§ Challenge
Return every line of the records below that contains the word "indigena".
□ □ □ □ □ □ □
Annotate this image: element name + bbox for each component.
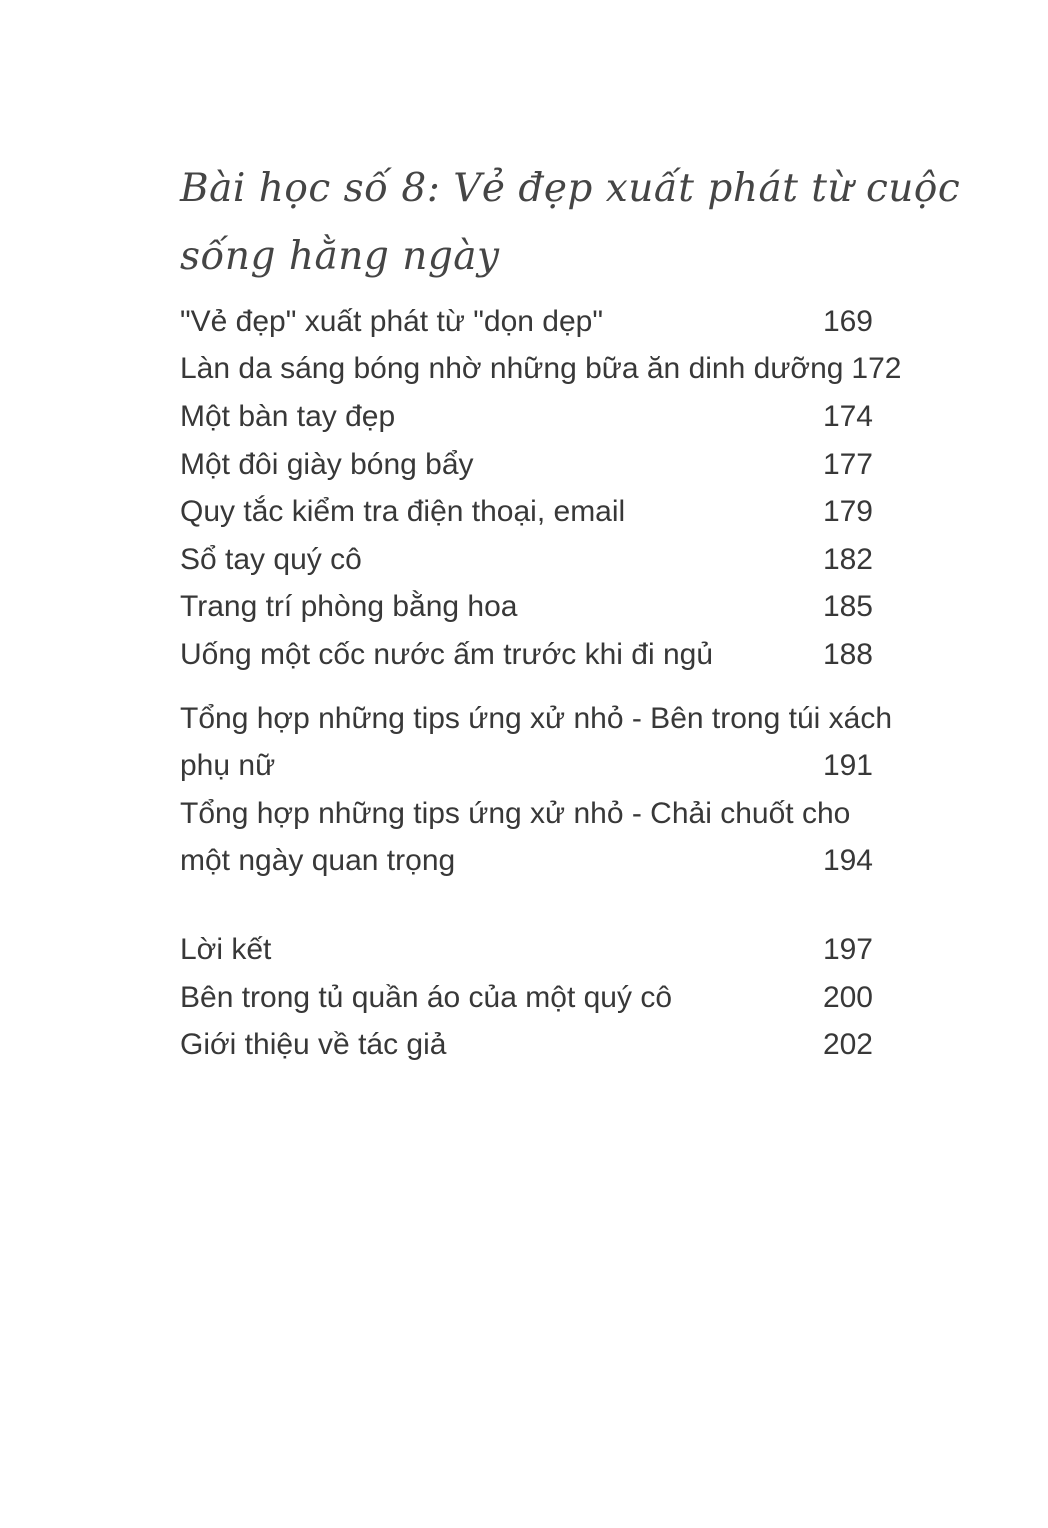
- toc-entry-title: Một bàn tay đẹp: [180, 399, 396, 433]
- toc-entry-title: Quy tắc kiểm tra điện thoại, email: [180, 495, 626, 529]
- toc-entry-page-number: 169: [822, 304, 873, 338]
- toc-row: [180, 974, 873, 1022]
- toc-section: [180, 926, 873, 1069]
- toc-entry-page-number: 172: [851, 352, 902, 386]
- toc-entry-page-number: 174: [822, 399, 873, 433]
- toc-entry-title: một ngày quan trọng: [180, 844, 456, 878]
- toc-entry-page-number: 200: [822, 980, 873, 1014]
- toc-section: [180, 695, 893, 885]
- chapter-heading: [180, 155, 961, 291]
- toc-row: [180, 742, 873, 790]
- toc-entry-page-number: 182: [822, 542, 873, 576]
- toc-row: [180, 536, 873, 584]
- toc-list: [180, 298, 902, 1069]
- toc-row: [180, 790, 873, 838]
- toc-row: [180, 298, 873, 346]
- toc-entry-title: phụ nữ: [180, 749, 276, 783]
- toc-row: [180, 441, 873, 489]
- chapter-heading-line-2: sống hằng ngày: [180, 234, 500, 279]
- toc-row: [180, 838, 873, 886]
- toc-entry-title: Uống một cốc nước ấm trước khi đi ngủ: [180, 637, 714, 671]
- toc-section: [180, 298, 902, 679]
- toc-entry-title: Tổng hợp những tips ứng xử nhỏ - Bên trong túi xách: [180, 701, 893, 735]
- toc-entry-page-number: 188: [822, 637, 873, 671]
- toc-row: [180, 695, 893, 743]
- toc-row: [180, 584, 873, 632]
- toc-entry-title: Giới thiệu về tác giả: [180, 1028, 447, 1062]
- toc-entry-page-number: 197: [822, 932, 873, 966]
- toc-entry-title: Sổ tay quý cô: [180, 542, 362, 576]
- toc-row: [180, 346, 902, 394]
- toc-entry-page-number: 194: [822, 844, 873, 878]
- toc-row: [180, 393, 873, 441]
- toc-entry-title: Tổng hợp những tips ứng xử nhỏ - Chải chuốt cho: [180, 796, 851, 830]
- toc-entry-title: Trang trí phòng bằng hoa: [180, 590, 518, 624]
- toc-row: [180, 1021, 873, 1069]
- toc-entry-page-number: 179: [822, 495, 873, 529]
- toc-entry-title: Bên trong tủ quần áo của một quý cô: [180, 980, 672, 1014]
- toc-entry-title: Một đôi giày bóng bẩy: [180, 447, 474, 481]
- chapter-heading-line-1: Bài học số 8: Vẻ đẹp xuất phát từ cuộc: [180, 166, 961, 211]
- toc-row: [180, 631, 873, 679]
- toc-entry-page-number: 177: [822, 447, 873, 481]
- toc-row: [180, 926, 873, 974]
- toc-entry-page-number: 191: [822, 749, 873, 783]
- toc-entry-title: "Vẻ đẹp" xuất phát từ "dọn dẹp": [180, 304, 603, 338]
- toc-entry-page-number: 202: [822, 1028, 873, 1062]
- toc-entry-title: Làn da sáng bóng nhờ những bữa ăn dinh dưỡng: [180, 352, 844, 386]
- toc-entry-title: Lời kết: [180, 932, 272, 966]
- toc-row: [180, 488, 873, 536]
- toc-entry-page-number: 185: [822, 590, 873, 624]
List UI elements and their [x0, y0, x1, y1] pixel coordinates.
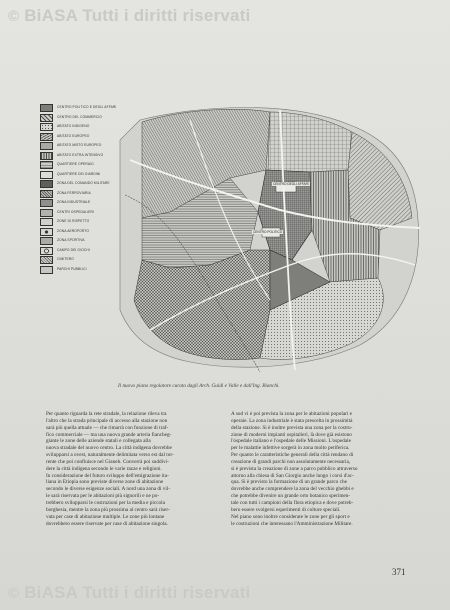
legend-item — [40, 123, 136, 132]
text-line: Nel piano sono inoltre considerate le zone per gli sport e — [231, 513, 350, 520]
legend-label: ZONA INDUSTRIALE — [57, 200, 91, 204]
legend-item — [40, 209, 136, 218]
watermark-top — [8, 6, 250, 26]
legend-label: CENTRI OSPEDALIERI — [57, 209, 94, 214]
legend-item — [40, 152, 136, 161]
legend-swatch — [40, 266, 53, 274]
legend-swatch — [40, 209, 53, 217]
text-line: attorno alla chiesa di San Giorgio anche lungo i corsi d'ac- — [231, 472, 354, 479]
text-line: operaie. La zona industriale è stata prescelta in prossimità — [231, 417, 353, 424]
copyright-symbol: © — [8, 585, 20, 602]
text-line: l'ospedale italiano e l'ospedale delle Missioni. L'ospedale — [231, 438, 351, 445]
legend-item — [40, 228, 136, 237]
legend-item — [40, 133, 136, 142]
legend-swatch — [40, 161, 53, 169]
legend-swatch — [40, 247, 53, 255]
legend-label: ZONE DI RISPETTO — [57, 219, 90, 223]
watermark-bottom — [8, 583, 250, 603]
legend-label: CIMITERO — [57, 257, 74, 261]
legend-swatch — [40, 199, 53, 207]
text-line: vata per case di abitazione multiple. Le zone più lontane — [46, 513, 165, 520]
legend-item — [40, 190, 136, 199]
text-line: Per quanto le caratteristiche generali della città rendano di — [231, 452, 354, 459]
legend-label: ZONA DEL COMANDO MILITARE — [57, 181, 110, 185]
legend-swatch — [40, 171, 53, 179]
legend-label: ABITATO EUROPEO — [57, 133, 90, 138]
text-line: dere la città indigena secondo le varie razze e religioni. — [46, 465, 162, 472]
legend-swatch — [40, 104, 53, 112]
legend-swatch — [40, 142, 53, 150]
legend-item — [40, 266, 136, 275]
text-line: sarà più quella attuale — che rimarrà con funzione di traf- — [46, 424, 169, 431]
text-line: secondo le diverse esigenze sociali. A nord una zona di vil- — [46, 486, 171, 493]
legend-label: ABITATO MISTO EUROPEO — [57, 143, 102, 147]
text-column-left — [46, 411, 226, 527]
copyright-symbol: © — [8, 8, 20, 25]
text-line: In considerazione del futuro sviluppo dell'emigrazione ita- — [46, 472, 169, 479]
text-line: giante le zone delle aziende statali e collegata alla — [46, 438, 151, 445]
text-line: borghesia, mentre la zona più prossima al centro sarà riser- — [46, 506, 170, 513]
legend-label: CENTRO POLITICO E DEGLI AFFARI — [57, 105, 117, 109]
legend-item — [40, 104, 136, 113]
legend-label: ABITATO EXTRA INTENSIVO — [57, 152, 104, 157]
legend-swatch — [40, 256, 53, 264]
legend-swatch — [40, 237, 53, 245]
text-line: l'altro che la strada principale di accesso alla stazione non — [46, 417, 168, 424]
figure-caption: Il nuovo piano regolatore curato dagli Arch. Guidi e Valle e dall'Ing. Bianchi. — [118, 383, 280, 389]
watermark-text: BiASA Tutti i diritti riservati — [24, 6, 251, 25]
legend-swatch — [40, 152, 53, 160]
text-line: A sud vi è poi prevista la zona per le abitazioni popolari e — [231, 411, 353, 417]
legend-label: ZONA FERROVIARIA — [57, 190, 91, 195]
legend-label: ZONA SPORTIVA — [57, 238, 85, 242]
text-line: si è prevista la creazione di zone a parco pubblico attraverso — [231, 465, 358, 472]
text-line: per le malattie infettive sorgerà in zona molto periferica. — [231, 445, 350, 452]
page-number: 371 — [392, 567, 406, 577]
text-line: bero essere svolgersi esperimenti di colture speciali. — [231, 506, 341, 513]
text-line: le costruzioni che interessano l'Amministrazione Militare. — [231, 520, 353, 527]
text-line: le sarà riservata per le abitazioni più signorili e ne po- — [46, 493, 160, 500]
text-column-right — [231, 411, 408, 527]
text-line: creazione di grandi parchi non assolutamente necessaria, — [231, 458, 351, 465]
legend-item — [40, 247, 136, 256]
text-line: che potrebbe divenire un grande orto botanico sperimen- — [231, 493, 351, 500]
legend-swatch — [40, 133, 53, 141]
legend-item — [40, 256, 136, 265]
text-line: nuova stradale del nuovo centro. La città indigena dovrebbe — [46, 445, 172, 452]
text-line: zione di moderni impianti ospitalieri, là dove già esistono — [231, 431, 352, 438]
text-line: trebbero svilupparsi le costruzioni per la media e piccola — [46, 499, 165, 506]
text-line: fico commerciale — ma una nuova grande arteria fiancheg- — [46, 431, 172, 438]
legend-label: QUARTIERE OPERAIO — [57, 162, 94, 166]
legend-label: ZONA AEROPORTO — [57, 228, 90, 233]
legend-swatch — [40, 218, 53, 226]
text-line: dovrebbero essere riservate per case di abitazione singola. — [46, 520, 168, 527]
legend-item — [40, 114, 136, 123]
text-line: liana in Etiopia sono previste diverse zone di abitazione — [46, 479, 164, 486]
legend-item — [40, 180, 136, 189]
legend-label: CENTRO DEL COMMERCIO — [57, 114, 102, 119]
text-line: tale con tutti i campioni della flora etiopica e dove potreb- — [231, 499, 354, 506]
legend-label: ABITATO INDIGENO — [57, 124, 90, 128]
text-line: rente che poi confluisce nel Gianeh. Converrà poi suddivi- — [46, 458, 169, 465]
legend-swatch — [40, 123, 53, 131]
text-line: Per quanto riguarda la rete stradale, la relazione rileva tra — [46, 411, 167, 417]
legend-label: PARCHI PUBBLICI — [57, 266, 87, 271]
map-label-political-centre: CENTRO POLITICO — [253, 230, 283, 234]
legend-item — [40, 237, 136, 246]
legend-swatch — [40, 114, 53, 122]
legend-item — [40, 199, 136, 208]
legend-item — [40, 142, 136, 151]
legend-swatch — [40, 228, 53, 236]
legend-item — [40, 171, 136, 180]
legend-swatch — [40, 180, 53, 188]
legend-item — [40, 161, 136, 170]
map-label-business-centre: CENTRO DEGLI AFFARI — [273, 182, 309, 186]
text-line: della stazione. Si è inoltre prevista una zona per la costru- — [231, 424, 353, 431]
text-line: dovrebbe anche comprendere la zona del vecchio ghebbi e — [231, 486, 354, 493]
legend-label: QUARTIERE DEI GIARDINI — [57, 171, 101, 176]
legend-swatch — [40, 190, 53, 198]
watermark-text: BiASA Tutti i diritti riservati — [24, 583, 251, 602]
legend-label: CAMPO DEI GIOCHI — [57, 247, 90, 252]
legend-item — [40, 218, 136, 227]
text-line: qua. Si è previsto la formazione di un grande parco che — [231, 479, 347, 486]
text-line: svilupparsi a ovest, naturalmente delimitata verso est dal tor- — [46, 452, 174, 459]
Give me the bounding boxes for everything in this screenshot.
□ □ □ □ □ □ □
§ Exercise answer
text-line: dere la città indigena secondo le varie razze e religioni. — [46, 465, 162, 472]
text-line: nuova stradale del nuovo centro. La città indigena dovrebbe — [46, 445, 172, 452]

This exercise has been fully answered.